[Dataset items]

********************

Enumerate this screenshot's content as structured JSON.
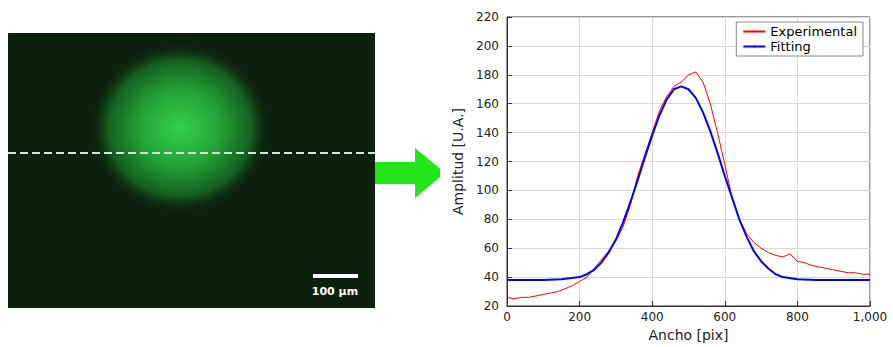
{
  "image": {
    "scale_bar": "100 µm"
  },
  "chart_data": {
    "type": "line",
    "xlabel": "Ancho [pix]",
    "ylabel": "Amplitud [U.A.]",
    "xlim": [
      0,
      1000
    ],
    "xticks": [
      0,
      200,
      400,
      600,
      800,
      1000
    ],
    "ylim": [
      20,
      220
    ],
    "yticks": [
      20,
      40,
      60,
      80,
      100,
      120,
      140,
      160,
      180,
      200,
      220
    ],
    "grid": true,
    "legend": "upper right",
    "series": [
      {
        "name": "Experimental",
        "color": "#ff0000",
        "x": [
          0,
          20,
          40,
          60,
          80,
          100,
          120,
          140,
          160,
          180,
          200,
          220,
          240,
          260,
          280,
          300,
          320,
          340,
          360,
          380,
          400,
          420,
          440,
          460,
          480,
          500,
          520,
          540,
          560,
          580,
          600,
          620,
          640,
          660,
          680,
          700,
          720,
          740,
          760,
          780,
          800,
          820,
          840,
          860,
          880,
          900,
          920,
          940,
          960,
          980,
          1000
        ],
        "values": [
          26,
          25,
          26,
          26,
          27,
          28,
          29,
          30,
          32,
          34,
          37,
          40,
          46,
          52,
          58,
          65,
          75,
          90,
          110,
          125,
          140,
          155,
          165,
          172,
          175,
          180,
          182,
          175,
          160,
          140,
          118,
          95,
          80,
          70,
          64,
          60,
          57,
          55,
          54,
          56,
          51,
          50,
          48,
          47,
          46,
          45,
          44,
          43,
          43,
          42,
          42
        ]
      },
      {
        "name": "Fitting",
        "color": "#0000ff",
        "x": [
          0,
          100,
          150,
          200,
          220,
          240,
          260,
          280,
          300,
          320,
          340,
          360,
          380,
          400,
          420,
          440,
          460,
          480,
          500,
          520,
          540,
          560,
          580,
          600,
          620,
          640,
          660,
          680,
          700,
          720,
          740,
          760,
          800,
          850,
          900,
          1000
        ],
        "values": [
          38,
          38,
          38.5,
          40,
          42,
          45,
          50,
          57,
          66,
          78,
          92,
          107,
          123,
          138,
          152,
          163,
          170,
          172,
          170,
          164,
          154,
          141,
          126,
          110,
          95,
          80,
          68,
          58,
          51,
          46,
          42,
          40,
          38.5,
          38,
          38,
          38
        ]
      }
    ]
  }
}
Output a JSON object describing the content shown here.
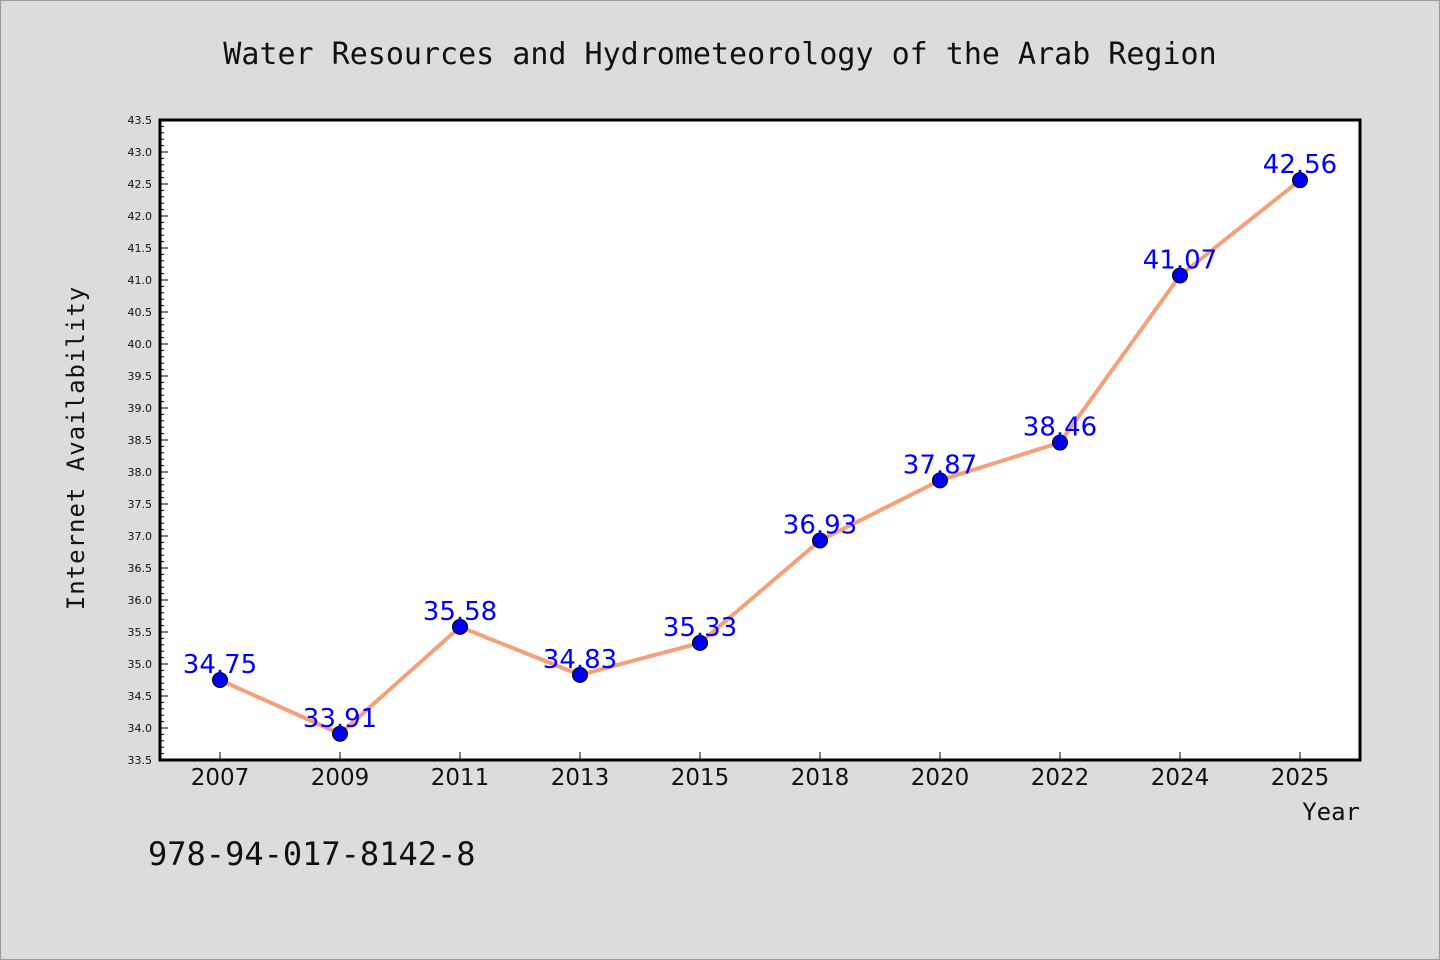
{
  "chart_data": {
    "type": "line",
    "title": "Water Resources and Hydrometeorology of the Arab Region",
    "xlabel": "Year",
    "ylabel": "Internet Availability",
    "categories": [
      "2007",
      "2009",
      "2011",
      "2013",
      "2015",
      "2018",
      "2020",
      "2022",
      "2024",
      "2025"
    ],
    "series": [
      {
        "values": [
          34.75,
          33.91,
          35.58,
          34.83,
          35.33,
          36.93,
          37.87,
          38.46,
          41.07,
          42.56
        ],
        "line_color": "#f4a07a",
        "marker_color": "#0000ee"
      }
    ],
    "data_labels": [
      "34.75",
      "33.91",
      "35.58",
      "34.83",
      "35.33",
      "36.93",
      "37.87",
      "38.46",
      "41.07",
      "42.56"
    ],
    "ylim": [
      33.5,
      43.5
    ],
    "yticks": [
      "33.5",
      "34.0",
      "34.5",
      "35.0",
      "35.5",
      "36.0",
      "36.5",
      "37.0",
      "37.5",
      "38.0",
      "38.5",
      "39.0",
      "39.5",
      "40.0",
      "40.5",
      "41.0",
      "41.5",
      "42.0",
      "42.5",
      "43.0",
      "43.5"
    ],
    "grid": false,
    "label_color": "#0000ff"
  },
  "footer": {
    "isbn": "978-94-017-8142-8"
  }
}
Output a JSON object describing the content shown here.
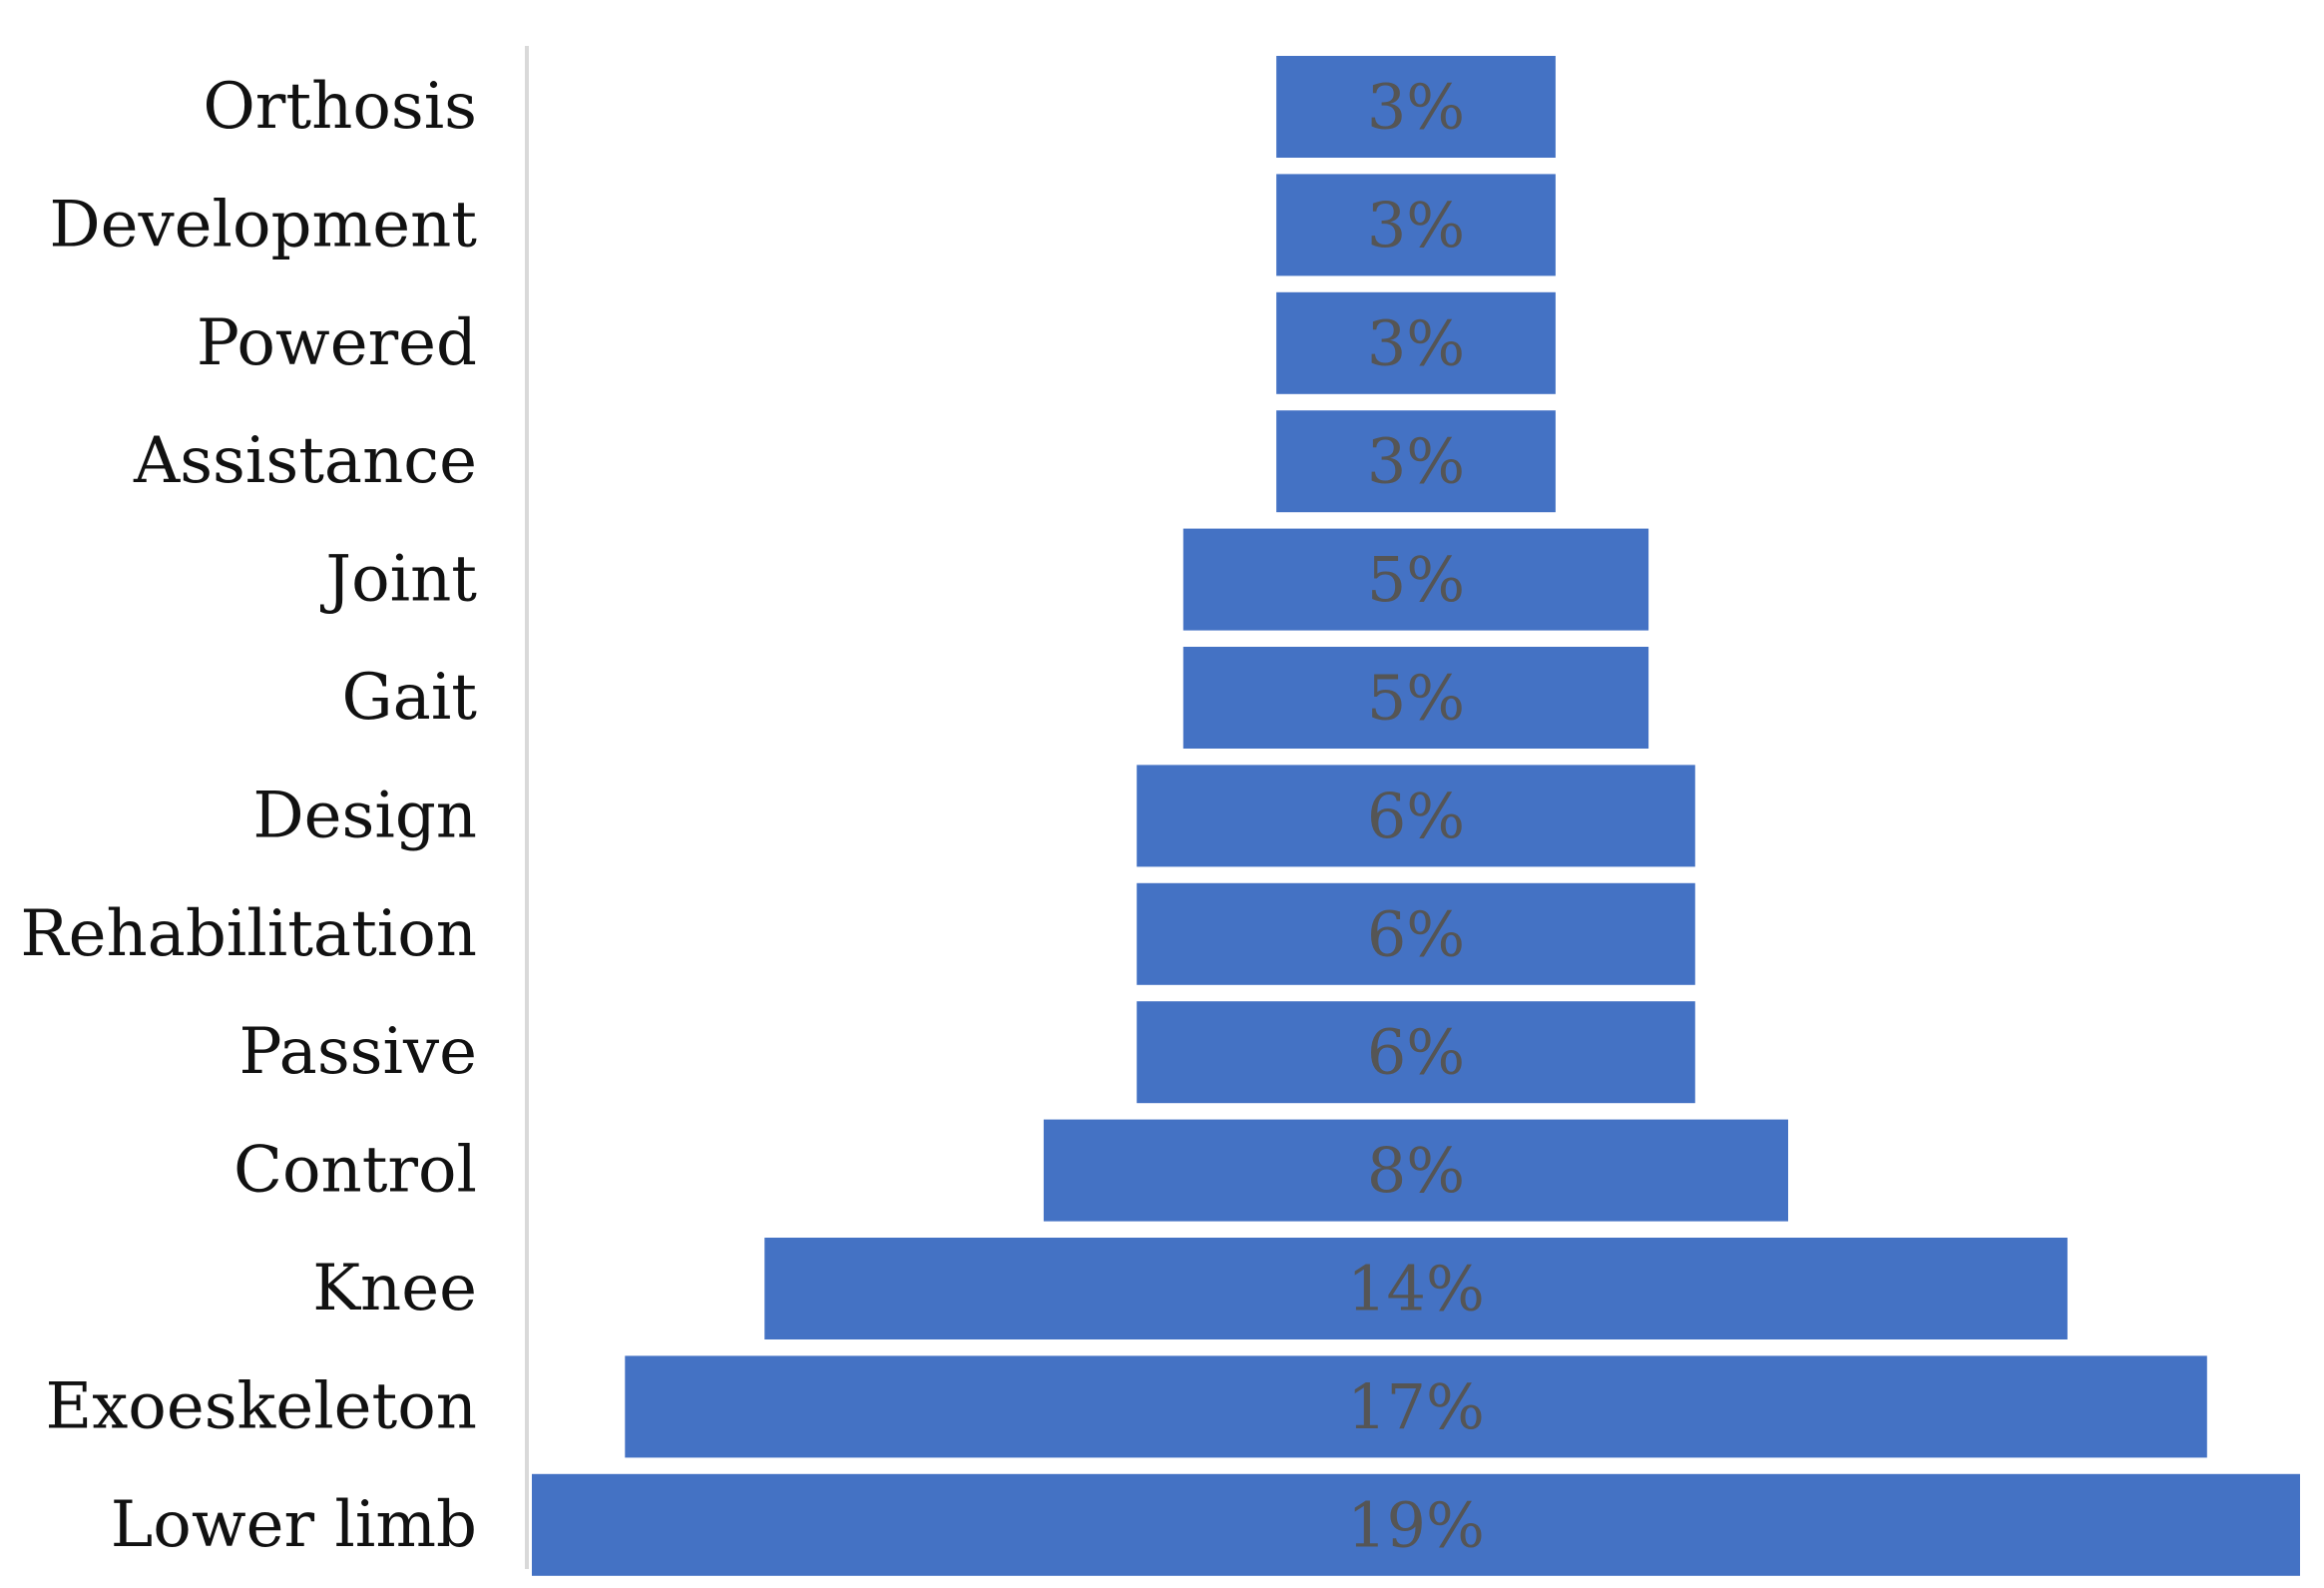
{
  "chart_data": {
    "type": "bar",
    "orientation": "horizontal",
    "style": "funnel-centered",
    "categories": [
      "Orthosis",
      "Development",
      "Powered",
      "Assistance",
      "Joint",
      "Gait",
      "Design",
      "Rehabilitation",
      "Passive",
      "Control",
      "Knee",
      "Exoeskeleton",
      "Lower limb"
    ],
    "values": [
      3,
      3,
      3,
      3,
      5,
      5,
      6,
      6,
      6,
      8,
      14,
      17,
      19
    ],
    "value_labels": [
      "3%",
      "3%",
      "3%",
      "3%",
      "5%",
      "5%",
      "6%",
      "6%",
      "6%",
      "8%",
      "14%",
      "17%",
      "19%"
    ],
    "unit": "%",
    "bar_color": "#4472C4",
    "label_color": "#555555",
    "axis_line_color": "#D9D9D9",
    "title": "",
    "xlabel": "",
    "ylabel": "",
    "grid": false,
    "legend": "none"
  }
}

********************

» **WHAT IS ASKED**:
From the records above, pull out each line that has "xlabel".

» **CORRECT RESPONSE**:
    "xlabel": "Ancho [pix]",
    "xlabel": "Year",
    "xlabel": "",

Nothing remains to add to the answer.